The input ::

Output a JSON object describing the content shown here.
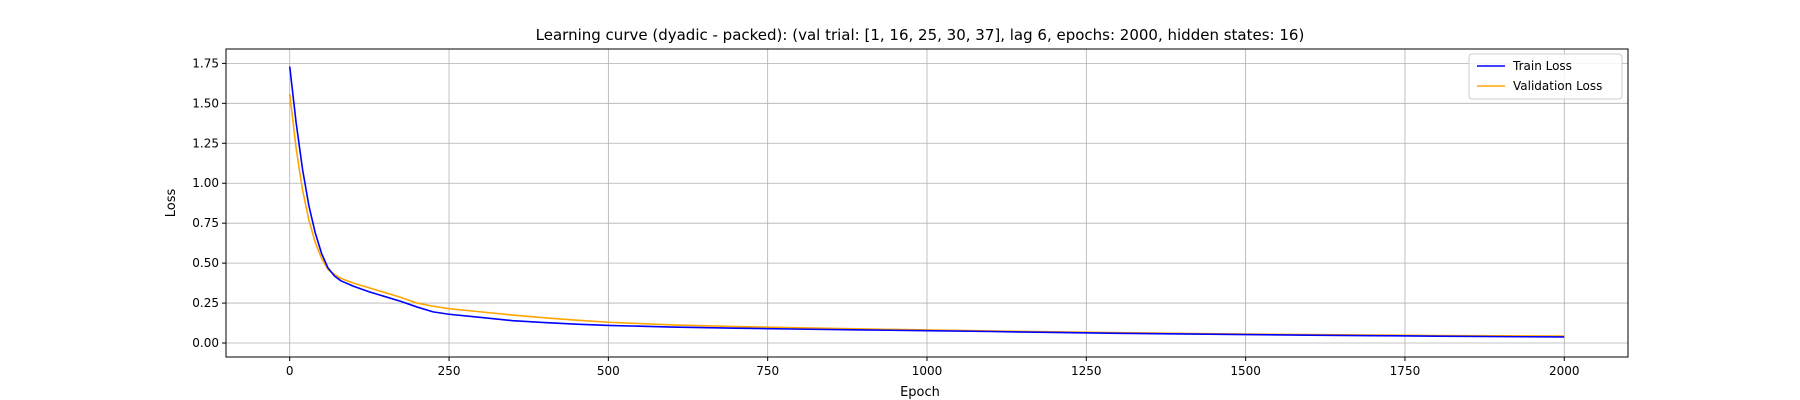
{
  "chart_data": {
    "type": "line",
    "title": "Learning curve (dyadic - packed): (val trial: [1, 16, 25, 30, 37], lag 6, epochs: 2000, hidden states: 16)",
    "xlabel": "Epoch",
    "ylabel": "Loss",
    "xlim": [
      -100,
      2100
    ],
    "ylim": [
      -0.0875,
      1.84
    ],
    "xticks": [
      0,
      250,
      500,
      750,
      1000,
      1250,
      1500,
      1750,
      2000
    ],
    "xtick_labels": [
      "0",
      "250",
      "500",
      "750",
      "1000",
      "1250",
      "1500",
      "1750",
      "2000"
    ],
    "yticks": [
      0.0,
      0.25,
      0.5,
      0.75,
      1.0,
      1.25,
      1.5,
      1.75
    ],
    "ytick_labels": [
      "0.00",
      "0.25",
      "0.50",
      "0.75",
      "1.00",
      "1.25",
      "1.50",
      "1.75"
    ],
    "grid": true,
    "legend_position": "top-right",
    "series": [
      {
        "name": "Train Loss",
        "color": "#0000ff",
        "x": [
          0,
          10,
          20,
          30,
          40,
          50,
          60,
          70,
          80,
          100,
          125,
          150,
          175,
          200,
          225,
          250,
          300,
          350,
          400,
          450,
          500,
          600,
          700,
          800,
          900,
          1000,
          1100,
          1200,
          1300,
          1400,
          1500,
          1600,
          1700,
          1800,
          1900,
          2000
        ],
        "y": [
          1.73,
          1.38,
          1.09,
          0.86,
          0.69,
          0.56,
          0.47,
          0.42,
          0.39,
          0.355,
          0.32,
          0.29,
          0.26,
          0.225,
          0.195,
          0.18,
          0.16,
          0.14,
          0.128,
          0.118,
          0.11,
          0.1,
          0.093,
          0.087,
          0.082,
          0.077,
          0.072,
          0.066,
          0.061,
          0.057,
          0.053,
          0.049,
          0.046,
          0.043,
          0.04,
          0.038
        ]
      },
      {
        "name": "Validation Loss",
        "color": "#ffa500",
        "x": [
          0,
          10,
          20,
          30,
          40,
          50,
          60,
          70,
          80,
          100,
          125,
          150,
          175,
          200,
          225,
          250,
          300,
          350,
          400,
          450,
          500,
          600,
          700,
          800,
          900,
          1000,
          1100,
          1200,
          1300,
          1400,
          1500,
          1600,
          1700,
          1800,
          1900,
          2000
        ],
        "y": [
          1.56,
          1.22,
          0.96,
          0.77,
          0.63,
          0.53,
          0.46,
          0.43,
          0.405,
          0.375,
          0.345,
          0.315,
          0.285,
          0.25,
          0.23,
          0.215,
          0.195,
          0.175,
          0.158,
          0.143,
          0.13,
          0.113,
          0.103,
          0.095,
          0.088,
          0.082,
          0.076,
          0.07,
          0.065,
          0.06,
          0.056,
          0.053,
          0.05,
          0.047,
          0.045,
          0.044
        ]
      }
    ]
  }
}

Short problem ::
Copy every line of the listing where the word "Loss" appears.

Output below ::
    "ylabel": "Loss",
        "name": "Train Loss",
        "name": "Validation Loss",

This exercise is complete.